### What is being asked
Transcribe the entries below exactly.

= = = =

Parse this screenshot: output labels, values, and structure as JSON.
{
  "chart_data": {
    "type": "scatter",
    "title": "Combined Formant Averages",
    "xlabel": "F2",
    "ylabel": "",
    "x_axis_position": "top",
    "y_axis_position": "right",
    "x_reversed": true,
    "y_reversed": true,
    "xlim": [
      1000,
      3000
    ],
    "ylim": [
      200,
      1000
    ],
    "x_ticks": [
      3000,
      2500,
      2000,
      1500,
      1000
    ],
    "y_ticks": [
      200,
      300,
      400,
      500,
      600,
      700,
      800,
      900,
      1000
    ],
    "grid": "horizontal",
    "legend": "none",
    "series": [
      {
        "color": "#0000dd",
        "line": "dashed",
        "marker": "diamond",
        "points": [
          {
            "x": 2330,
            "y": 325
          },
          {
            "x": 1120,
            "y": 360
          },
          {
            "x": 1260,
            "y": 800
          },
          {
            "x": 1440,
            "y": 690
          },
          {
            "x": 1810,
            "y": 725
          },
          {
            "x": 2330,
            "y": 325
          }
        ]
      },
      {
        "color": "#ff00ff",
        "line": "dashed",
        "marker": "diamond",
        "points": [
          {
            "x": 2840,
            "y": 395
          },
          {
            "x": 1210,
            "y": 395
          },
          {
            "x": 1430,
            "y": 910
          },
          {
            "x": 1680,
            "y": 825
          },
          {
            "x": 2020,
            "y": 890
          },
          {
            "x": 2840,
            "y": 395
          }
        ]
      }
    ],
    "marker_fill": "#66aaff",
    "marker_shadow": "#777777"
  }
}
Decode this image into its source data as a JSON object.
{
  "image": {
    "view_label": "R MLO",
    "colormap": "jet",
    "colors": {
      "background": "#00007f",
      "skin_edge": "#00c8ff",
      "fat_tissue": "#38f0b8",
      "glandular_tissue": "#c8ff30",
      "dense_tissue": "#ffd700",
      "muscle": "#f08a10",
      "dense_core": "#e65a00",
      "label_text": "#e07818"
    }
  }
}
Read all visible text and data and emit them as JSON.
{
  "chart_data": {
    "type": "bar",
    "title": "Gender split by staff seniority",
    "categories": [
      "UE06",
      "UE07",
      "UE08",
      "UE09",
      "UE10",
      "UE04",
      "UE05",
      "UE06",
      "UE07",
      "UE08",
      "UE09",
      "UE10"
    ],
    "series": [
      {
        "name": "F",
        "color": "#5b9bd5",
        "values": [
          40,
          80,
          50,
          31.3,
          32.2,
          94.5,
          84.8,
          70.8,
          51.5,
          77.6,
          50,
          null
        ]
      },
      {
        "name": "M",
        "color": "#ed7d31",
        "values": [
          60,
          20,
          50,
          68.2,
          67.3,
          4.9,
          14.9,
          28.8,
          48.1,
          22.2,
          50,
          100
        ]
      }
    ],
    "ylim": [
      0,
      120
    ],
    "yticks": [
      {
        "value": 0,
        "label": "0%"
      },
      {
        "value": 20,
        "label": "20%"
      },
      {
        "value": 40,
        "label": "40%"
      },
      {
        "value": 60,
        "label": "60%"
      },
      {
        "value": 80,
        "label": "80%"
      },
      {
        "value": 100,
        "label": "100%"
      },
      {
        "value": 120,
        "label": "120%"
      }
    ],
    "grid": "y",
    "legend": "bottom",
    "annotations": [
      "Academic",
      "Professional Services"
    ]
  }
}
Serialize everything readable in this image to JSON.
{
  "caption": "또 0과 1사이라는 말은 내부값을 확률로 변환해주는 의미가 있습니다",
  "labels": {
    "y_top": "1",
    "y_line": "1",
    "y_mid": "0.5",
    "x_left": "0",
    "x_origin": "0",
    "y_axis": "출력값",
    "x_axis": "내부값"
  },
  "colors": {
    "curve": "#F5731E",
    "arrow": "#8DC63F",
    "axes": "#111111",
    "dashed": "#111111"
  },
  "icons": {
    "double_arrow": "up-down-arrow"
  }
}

= = = =

### Right answer
Parse this screenshot: output labels, values, and structure as JSON.
{
  "chart_data": {
    "type": "scatter",
    "title": "Combined Formant Averages",
    "xlabel": "F2",
    "ylabel": "",
    "x_axis_position": "top",
    "y_axis_position": "right",
    "x_reversed": true,
    "y_reversed": true,
    "xlim": [
      1000,
      3000
    ],
    "ylim": [
      200,
      1000
    ],
    "x_ticks": [
      3000,
      2500,
      2000,
      1500,
      1000
    ],
    "y_ticks": [
      200,
      300,
      400,
      500,
      600,
      700,
      800,
      900,
      1000
    ],
    "grid": "horizontal",
    "legend": "none",
    "series": [
      {
        "color": "#0000dd",
        "line": "dashed",
        "marker": "diamond",
        "points": [
          {
            "x": 2330,
            "y": 325
          },
          {
            "x": 1120,
            "y": 360
          },
          {
            "x": 1260,
            "y": 800
          },
          {
            "x": 1440,
            "y": 690
          },
          {
            "x": 1810,
            "y": 725
          },
          {
            "x": 2330,
            "y": 325
          }
        ]
      },
      {
        "color": "#ff00ff",
        "line": "dashed",
        "marker": "diamond",
        "points": [
          {
            "x": 2840,
            "y": 395
          },
          {
            "x": 1210,
            "y": 395
          },
          {
            "x": 1430,
            "y": 910
          },
          {
            "x": 1680,
            "y": 825
          },
          {
            "x": 2020,
            "y": 890
          },
          {
            "x": 2840,
            "y": 395
          }
        ]
      }
    ],
    "marker_fill": "#66aaff",
    "marker_shadow": "#777777"
  }
}
Decode this image into its source data as a JSON object.
{
  "image": {
    "view_label": "R MLO",
    "colormap": "jet",
    "colors": {
      "background": "#00007f",
      "skin_edge": "#00c8ff",
      "fat_tissue": "#38f0b8",
      "glandular_tissue": "#c8ff30",
      "dense_tissue": "#ffd700",
      "muscle": "#f08a10",
      "dense_core": "#e65a00",
      "label_text": "#e07818"
    }
  }
}
Read all visible text and data and emit them as JSON.
{
  "chart_data": {
    "type": "bar",
    "title": "Gender split by staff seniority",
    "categories": [
      "UE06",
      "UE07",
      "UE08",
      "UE09",
      "UE10",
      "UE04",
      "UE05",
      "UE06",
      "UE07",
      "UE08",
      "UE09",
      "UE10"
    ],
    "series": [
      {
        "name": "F",
        "color": "#5b9bd5",
        "values": [
          40,
          80,
          50,
          31.3,
          32.2,
          94.5,
          84.8,
          70.8,
          51.5,
          77.6,
          50,
          null
        ]
      },
      {
        "name": "M",
        "color": "#ed7d31",
        "values": [
          60,
          20,
          50,
          68.2,
          67.3,
          4.9,
          14.9,
          28.8,
          48.1,
          22.2,
          50,
          100
        ]
      }
    ],
    "ylim": [
      0,
      120
    ],
    "yticks": [
      {
        "value": 0,
        "label": "0%"
      },
      {
        "value": 20,
        "label": "20%"
      },
      {
        "value": 40,
        "label": "40%"
      },
      {
        "value": 60,
        "label": "60%"
      },
      {
        "value": 80,
        "label": "80%"
      },
      {
        "value": 100,
        "label": "100%"
      },
      {
        "value": 120,
        "label": "120%"
      }
    ],
    "grid": "y",
    "legend": "bottom",
    "annotations": [
      "Academic",
      "Professional Services"
    ]
  }
}
Serialize everything readable in this image to JSON.
{
  "caption": "또 0과 1사이라는 말은 내부값을 확률로 변환해주는 의미가 있습니다",
  "labels": {
    "y_top": "1",
    "y_line": "1",
    "y_mid": "0.5",
    "x_left": "0",
    "x_origin": "0",
    "y_axis": "출력값",
    "x_axis": "내부값"
  },
  "colors": {
    "curve": "#F5731E",
    "arrow": "#8DC63F",
    "axes": "#111111",
    "dashed": "#111111"
  },
  "icons": {
    "double_arrow": "up-down-arrow"
  }
}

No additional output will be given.